-------- Information provided
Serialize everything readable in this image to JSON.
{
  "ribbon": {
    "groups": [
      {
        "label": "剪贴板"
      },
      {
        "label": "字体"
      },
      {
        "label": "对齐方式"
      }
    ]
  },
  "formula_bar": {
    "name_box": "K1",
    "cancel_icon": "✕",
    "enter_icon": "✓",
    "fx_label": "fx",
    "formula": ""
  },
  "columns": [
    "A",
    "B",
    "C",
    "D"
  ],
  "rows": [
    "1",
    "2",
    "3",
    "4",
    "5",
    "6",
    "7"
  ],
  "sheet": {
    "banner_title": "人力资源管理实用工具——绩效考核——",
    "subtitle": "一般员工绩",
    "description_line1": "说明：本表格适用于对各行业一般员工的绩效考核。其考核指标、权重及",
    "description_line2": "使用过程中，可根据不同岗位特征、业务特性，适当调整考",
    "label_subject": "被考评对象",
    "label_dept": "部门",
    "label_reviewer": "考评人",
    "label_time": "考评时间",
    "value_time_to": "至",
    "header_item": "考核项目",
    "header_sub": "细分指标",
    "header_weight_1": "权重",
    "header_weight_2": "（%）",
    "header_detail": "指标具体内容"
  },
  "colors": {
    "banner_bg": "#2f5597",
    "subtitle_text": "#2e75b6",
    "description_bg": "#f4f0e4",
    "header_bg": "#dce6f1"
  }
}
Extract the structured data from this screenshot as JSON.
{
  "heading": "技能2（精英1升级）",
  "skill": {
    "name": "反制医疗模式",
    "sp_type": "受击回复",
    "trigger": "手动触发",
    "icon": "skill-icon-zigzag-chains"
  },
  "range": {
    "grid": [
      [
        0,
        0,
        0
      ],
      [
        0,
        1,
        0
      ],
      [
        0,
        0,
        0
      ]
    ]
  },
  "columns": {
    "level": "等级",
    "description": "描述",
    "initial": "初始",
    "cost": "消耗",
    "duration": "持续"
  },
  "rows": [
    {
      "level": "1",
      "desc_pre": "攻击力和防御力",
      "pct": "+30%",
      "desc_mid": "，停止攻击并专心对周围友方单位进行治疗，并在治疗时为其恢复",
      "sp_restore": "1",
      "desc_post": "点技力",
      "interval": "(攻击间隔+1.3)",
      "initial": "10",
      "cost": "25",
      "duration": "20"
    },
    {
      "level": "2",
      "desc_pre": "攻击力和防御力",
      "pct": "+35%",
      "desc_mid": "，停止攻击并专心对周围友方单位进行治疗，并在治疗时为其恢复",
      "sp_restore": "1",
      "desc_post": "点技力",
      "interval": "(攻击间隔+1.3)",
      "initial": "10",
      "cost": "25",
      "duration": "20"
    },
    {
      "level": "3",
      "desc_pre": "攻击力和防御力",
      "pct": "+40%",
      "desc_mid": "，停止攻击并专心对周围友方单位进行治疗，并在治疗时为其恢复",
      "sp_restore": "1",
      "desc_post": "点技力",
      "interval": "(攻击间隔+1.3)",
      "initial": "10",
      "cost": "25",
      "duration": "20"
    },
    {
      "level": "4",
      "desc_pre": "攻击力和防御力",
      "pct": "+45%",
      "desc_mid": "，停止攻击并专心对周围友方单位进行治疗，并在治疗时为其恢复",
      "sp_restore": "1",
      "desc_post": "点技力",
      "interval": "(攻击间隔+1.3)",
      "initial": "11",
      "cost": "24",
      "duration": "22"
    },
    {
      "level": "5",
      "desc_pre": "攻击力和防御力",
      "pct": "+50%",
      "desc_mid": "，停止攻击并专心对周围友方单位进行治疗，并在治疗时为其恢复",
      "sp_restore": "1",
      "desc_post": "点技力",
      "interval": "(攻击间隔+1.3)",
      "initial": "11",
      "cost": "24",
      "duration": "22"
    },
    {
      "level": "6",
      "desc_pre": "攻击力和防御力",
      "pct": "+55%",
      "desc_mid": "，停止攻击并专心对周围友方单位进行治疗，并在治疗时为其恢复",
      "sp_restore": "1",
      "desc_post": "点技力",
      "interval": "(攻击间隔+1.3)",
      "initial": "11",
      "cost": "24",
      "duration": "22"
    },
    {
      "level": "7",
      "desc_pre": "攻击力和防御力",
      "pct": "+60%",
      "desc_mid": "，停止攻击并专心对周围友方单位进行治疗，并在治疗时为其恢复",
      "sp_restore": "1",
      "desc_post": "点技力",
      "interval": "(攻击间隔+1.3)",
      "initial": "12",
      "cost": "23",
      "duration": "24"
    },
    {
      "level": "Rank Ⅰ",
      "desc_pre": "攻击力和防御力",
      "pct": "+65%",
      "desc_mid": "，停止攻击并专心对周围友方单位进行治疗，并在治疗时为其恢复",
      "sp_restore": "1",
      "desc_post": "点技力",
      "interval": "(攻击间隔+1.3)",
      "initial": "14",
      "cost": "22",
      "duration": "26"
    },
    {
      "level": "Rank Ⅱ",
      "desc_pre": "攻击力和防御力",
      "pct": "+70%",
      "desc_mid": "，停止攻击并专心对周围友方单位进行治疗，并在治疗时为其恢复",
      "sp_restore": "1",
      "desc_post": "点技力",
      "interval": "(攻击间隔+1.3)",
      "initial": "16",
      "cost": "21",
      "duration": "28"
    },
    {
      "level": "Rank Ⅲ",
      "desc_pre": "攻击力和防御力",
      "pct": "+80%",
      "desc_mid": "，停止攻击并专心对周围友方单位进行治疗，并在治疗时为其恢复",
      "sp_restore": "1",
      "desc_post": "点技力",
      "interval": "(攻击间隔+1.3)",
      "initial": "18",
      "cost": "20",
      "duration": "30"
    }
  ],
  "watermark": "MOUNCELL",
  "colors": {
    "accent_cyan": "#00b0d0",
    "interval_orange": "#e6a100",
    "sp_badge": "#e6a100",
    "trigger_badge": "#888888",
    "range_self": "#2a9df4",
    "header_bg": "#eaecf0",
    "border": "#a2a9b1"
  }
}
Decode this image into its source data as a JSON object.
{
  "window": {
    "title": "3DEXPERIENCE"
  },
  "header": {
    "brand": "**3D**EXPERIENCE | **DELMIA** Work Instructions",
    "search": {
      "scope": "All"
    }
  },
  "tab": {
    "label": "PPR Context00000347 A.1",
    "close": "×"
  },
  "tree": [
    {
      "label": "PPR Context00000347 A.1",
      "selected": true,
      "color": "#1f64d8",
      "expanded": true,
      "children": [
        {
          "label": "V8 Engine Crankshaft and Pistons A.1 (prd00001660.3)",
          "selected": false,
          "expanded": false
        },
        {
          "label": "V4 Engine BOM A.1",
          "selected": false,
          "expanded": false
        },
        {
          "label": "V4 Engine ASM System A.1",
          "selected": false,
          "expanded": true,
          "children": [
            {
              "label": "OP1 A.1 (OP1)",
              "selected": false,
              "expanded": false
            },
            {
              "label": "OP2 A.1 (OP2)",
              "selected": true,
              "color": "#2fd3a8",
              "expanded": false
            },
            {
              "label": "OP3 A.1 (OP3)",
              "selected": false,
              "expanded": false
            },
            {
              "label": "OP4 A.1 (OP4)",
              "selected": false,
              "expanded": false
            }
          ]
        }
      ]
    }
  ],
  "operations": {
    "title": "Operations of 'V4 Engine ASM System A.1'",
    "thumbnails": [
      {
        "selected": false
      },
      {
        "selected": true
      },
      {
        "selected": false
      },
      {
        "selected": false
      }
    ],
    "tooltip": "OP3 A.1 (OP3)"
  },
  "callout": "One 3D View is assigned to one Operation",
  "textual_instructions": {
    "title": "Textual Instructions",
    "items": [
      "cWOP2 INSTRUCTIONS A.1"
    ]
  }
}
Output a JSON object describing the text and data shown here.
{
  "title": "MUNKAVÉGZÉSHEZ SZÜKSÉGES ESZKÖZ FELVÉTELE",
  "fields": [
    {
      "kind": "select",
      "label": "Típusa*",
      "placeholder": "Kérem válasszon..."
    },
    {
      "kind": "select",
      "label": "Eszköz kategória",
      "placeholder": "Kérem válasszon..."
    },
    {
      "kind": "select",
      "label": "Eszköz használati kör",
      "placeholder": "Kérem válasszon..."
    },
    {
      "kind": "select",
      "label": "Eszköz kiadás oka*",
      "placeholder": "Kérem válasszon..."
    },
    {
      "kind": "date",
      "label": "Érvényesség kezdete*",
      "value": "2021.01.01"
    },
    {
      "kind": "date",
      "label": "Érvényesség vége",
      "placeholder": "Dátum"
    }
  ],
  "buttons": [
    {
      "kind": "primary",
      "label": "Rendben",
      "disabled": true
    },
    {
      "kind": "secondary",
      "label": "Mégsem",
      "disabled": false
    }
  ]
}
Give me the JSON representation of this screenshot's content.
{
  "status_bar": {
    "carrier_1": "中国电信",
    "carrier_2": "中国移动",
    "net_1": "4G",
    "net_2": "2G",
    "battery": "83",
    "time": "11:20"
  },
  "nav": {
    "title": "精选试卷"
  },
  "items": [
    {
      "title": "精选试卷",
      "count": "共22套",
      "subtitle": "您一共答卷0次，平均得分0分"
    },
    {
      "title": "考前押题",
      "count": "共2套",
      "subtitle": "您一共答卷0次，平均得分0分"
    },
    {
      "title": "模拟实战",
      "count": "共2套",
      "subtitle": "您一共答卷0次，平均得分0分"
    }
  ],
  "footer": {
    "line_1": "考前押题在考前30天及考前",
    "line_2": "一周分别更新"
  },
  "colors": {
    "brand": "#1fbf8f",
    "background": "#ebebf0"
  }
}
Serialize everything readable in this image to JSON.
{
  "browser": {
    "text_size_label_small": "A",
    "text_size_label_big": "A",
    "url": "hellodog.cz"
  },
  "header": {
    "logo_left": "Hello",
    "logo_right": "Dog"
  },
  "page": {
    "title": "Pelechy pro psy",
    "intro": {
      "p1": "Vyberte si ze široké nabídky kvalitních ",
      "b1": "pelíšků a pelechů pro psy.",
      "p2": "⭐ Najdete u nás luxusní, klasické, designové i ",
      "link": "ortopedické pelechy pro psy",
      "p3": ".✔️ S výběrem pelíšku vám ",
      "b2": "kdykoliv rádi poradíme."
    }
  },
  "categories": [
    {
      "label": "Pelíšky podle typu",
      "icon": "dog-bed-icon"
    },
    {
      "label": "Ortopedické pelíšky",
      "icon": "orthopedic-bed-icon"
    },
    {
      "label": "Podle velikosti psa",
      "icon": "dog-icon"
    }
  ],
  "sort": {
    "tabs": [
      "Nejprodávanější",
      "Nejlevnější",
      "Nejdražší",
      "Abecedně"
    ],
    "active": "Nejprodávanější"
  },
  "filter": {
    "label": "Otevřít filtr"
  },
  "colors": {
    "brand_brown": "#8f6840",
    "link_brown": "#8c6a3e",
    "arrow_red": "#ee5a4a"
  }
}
----------------
* Task brief: From the entries above, copy every line that holds the word "Érvényesség".

* Result for this exercise:
      "label": "Érvényesség kezdete*",
      "label": "Érvényesség vége",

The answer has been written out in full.